Stated exercise = From the listing below, select every line where the word "Design" appears.

# # #

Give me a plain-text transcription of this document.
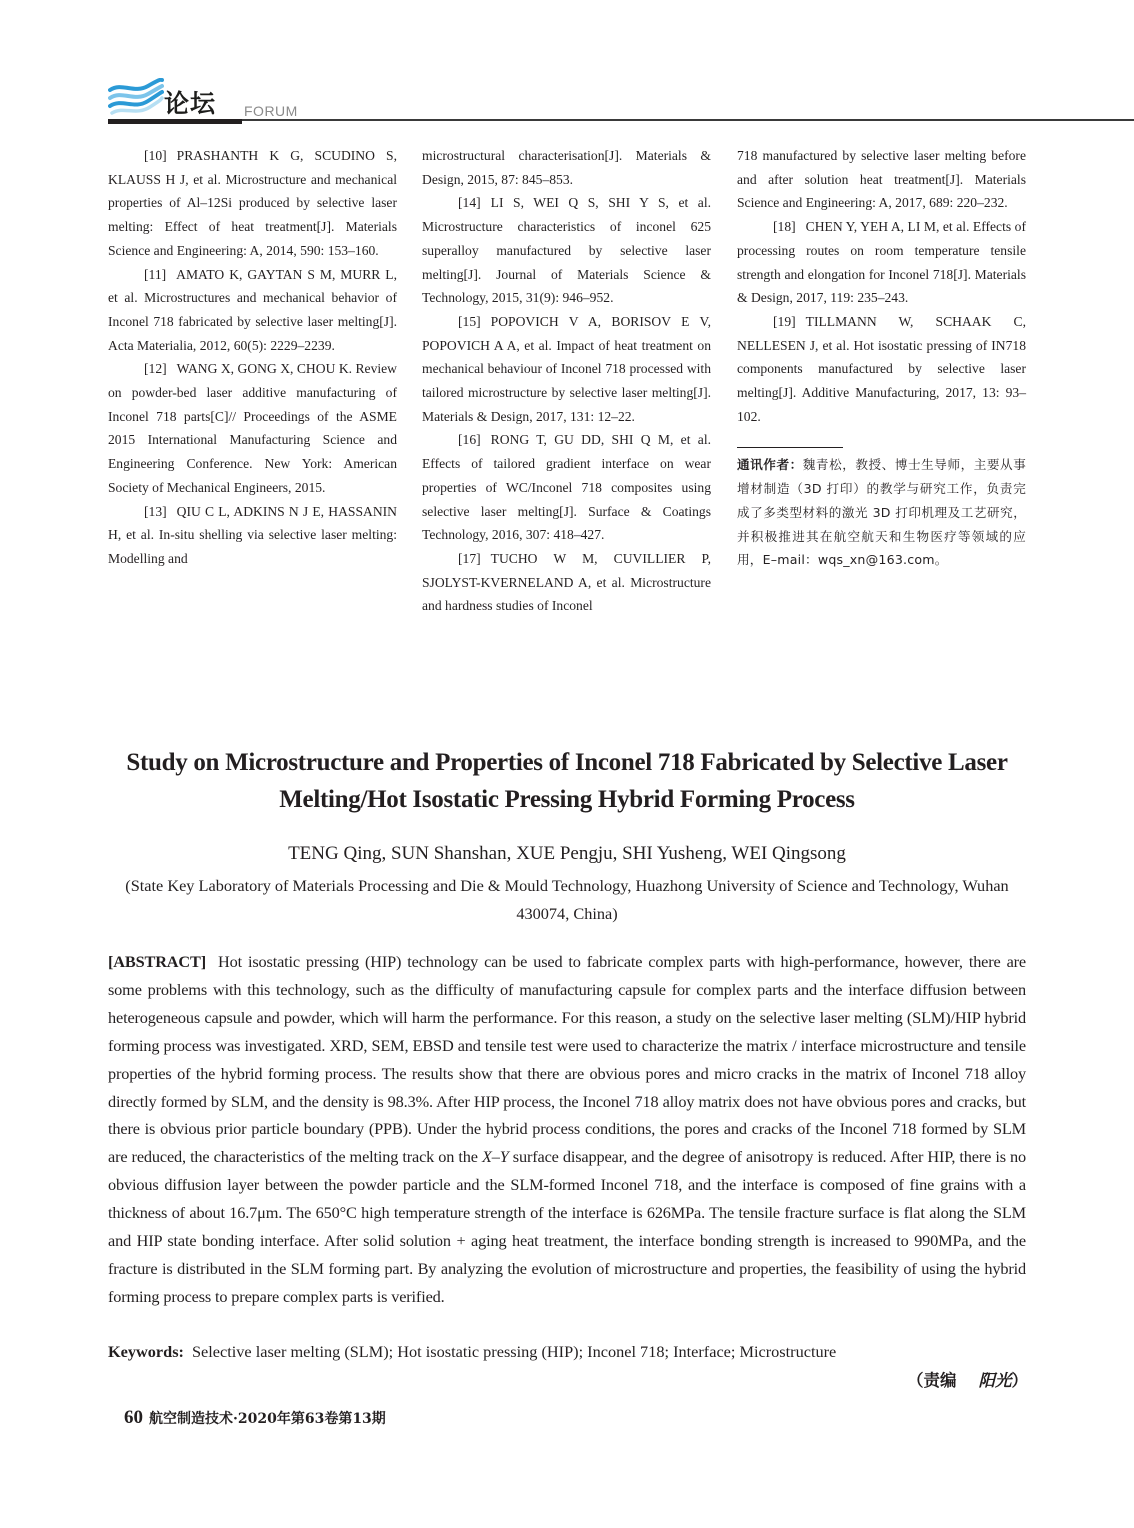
论坛 FORUM

[10] PRASHANTH K G, SCUDINO S, KLAUSS H J, et al. Microstructure and mechanical properties of Al–12Si produced by selective laser melting: Effect of heat treatment[J]. Materials Science and Engineering: A, 2014, 590: 153–160.

[11] AMATO K, GAYTAN S M, MURR L, et al. Microstructures and mechanical behavior of Inconel 718 fabricated by selective laser melting[J]. Acta Materialia, 2012, 60(5): 2229–2239.

[12] WANG X, GONG X, CHOU K. Review on powder-bed laser additive manufacturing of Inconel 718 parts[C]// Proceedings of the ASME 2015 International Manufacturing Science and Engineering Conference. New York: American Society of Mechanical Engineers, 2015.

[13] QIU C L, ADKINS N J E, HASSANIN H, et al. In-situ shelling via selective laser melting: Modelling and

microstructural characterisation[J]. Materials & Design, 2015, 87: 845–853.

[14] LI S, WEI Q S, SHI Y S, et al. Microstructure characteristics of inconel 625 superalloy manufactured by selective laser melting[J]. Journal of Materials Science & Technology, 2015, 31(9): 946–952.

[15] POPOVICH V A, BORISOV E V, POPOVICH A A, et al. Impact of heat treatment on mechanical behaviour of Inconel 718 processed with tailored microstructure by selective laser melting[J]. Materials & Design, 2017, 131: 12–22.

[16] RONG T, GU DD, SHI Q M, et al. Effects of tailored gradient interface on wear properties of WC/Inconel 718 composites using selective laser melting[J]. Surface & Coatings Technology, 2016, 307: 418–427.

[17] TUCHO W M, CUVILLIER P, SJOLYST-KVERNELAND A, et al. Microstructure and hardness studies of Inconel

718 manufactured by selective laser melting before and after solution heat treatment[J]. Materials Science and Engineering: A, 2017, 689: 220–232.

[18] CHEN Y, YEH A, LI M, et al. Effects of processing routes on room temperature tensile strength and elongation for Inconel 718[J]. Materials & Design, 2017, 119: 235–243.

[19] TILLMANN W, SCHAAK C, NELLESEN J, et al. Hot isostatic pressing of IN718 components manufactured by selective laser melting[J]. Additive Manufacturing, 2017, 13: 93–102.

通讯作者：魏青松，教授、博士生导师，主要从事增材制造（3D 打印）的教学与研究工作，负责完成了多类型材料的激光 3D 打印机理及工艺研究，并积极推进其在航空航天和生物医疗等领域的应用，E–mail：wqs_xn@163.com。
Study on Microstructure and Properties of Inconel 718 Fabricated by Selective Laser Melting/Hot Isostatic Pressing Hybrid Forming Process
TENG Qing, SUN Shanshan, XUE Pengju, SHI Yusheng, WEI Qingsong
(State Key Laboratory of Materials Processing and Die & Mould Technology, Huazhong University of Science and Technology, Wuhan 430074, China)
[ABSTRACT] Hot isostatic pressing (HIP) technology can be used to fabricate complex parts with high-performance, however, there are some problems with this technology, such as the difficulty of manufacturing capsule for complex parts and the interface diffusion between heterogeneous capsule and powder, which will harm the performance. For this reason, a study on the selective laser melting (SLM)/HIP hybrid forming process was investigated. XRD, SEM, EBSD and tensile test were used to characterize the matrix / interface microstructure and tensile properties of the hybrid forming process. The results show that there are obvious pores and micro cracks in the matrix of Inconel 718 alloy directly formed by SLM, and the density is 98.3%. After HIP process, the Inconel 718 alloy matrix does not have obvious pores and cracks, but there is obvious prior particle boundary (PPB). Under the hybrid process conditions, the pores and cracks of the Inconel 718 formed by SLM are reduced, the characteristics of the melting track on the X–Y surface disappear, and the degree of anisotropy is reduced. After HIP, there is no obvious diffusion layer between the powder particle and the SLM-formed Inconel 718, and the interface is composed of fine grains with a thickness of about 16.7μm. The 650°C high temperature strength of the interface is 626MPa. The tensile fracture surface is flat along the SLM and HIP state bonding interface. After solid solution + aging heat treatment, the interface bonding strength is increased to 990MPa, and the fracture is distributed in the SLM forming part. By analyzing the evolution of microstructure and properties, the feasibility of using the hybrid forming process to prepare complex parts is verified.
Keywords: Selective laser melting (SLM); Hot isostatic pressing (HIP); Inconel 718; Interface; Microstructure
（责编 阳光）
60 航空制造技术·2020年第63卷第13期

# # #

Exercise response =
microstructural characterisation[J]. Materials & Design, 2015, 87: 845–853.
[15] POPOVICH V A, BORISOV E V, POPOVICH A A, et al. Impact of heat treatment on mechanical behaviour of Inconel 718 processed with tailored microstructure by selective laser melting[J]. Materials & Design, 2017, 131: 12–22.
[18] CHEN Y, YEH A, LI M, et al. Effects of processing routes on room temperature tensile strength and elongation for Inconel 718[J]. Materials & Design, 2017, 119: 235–243.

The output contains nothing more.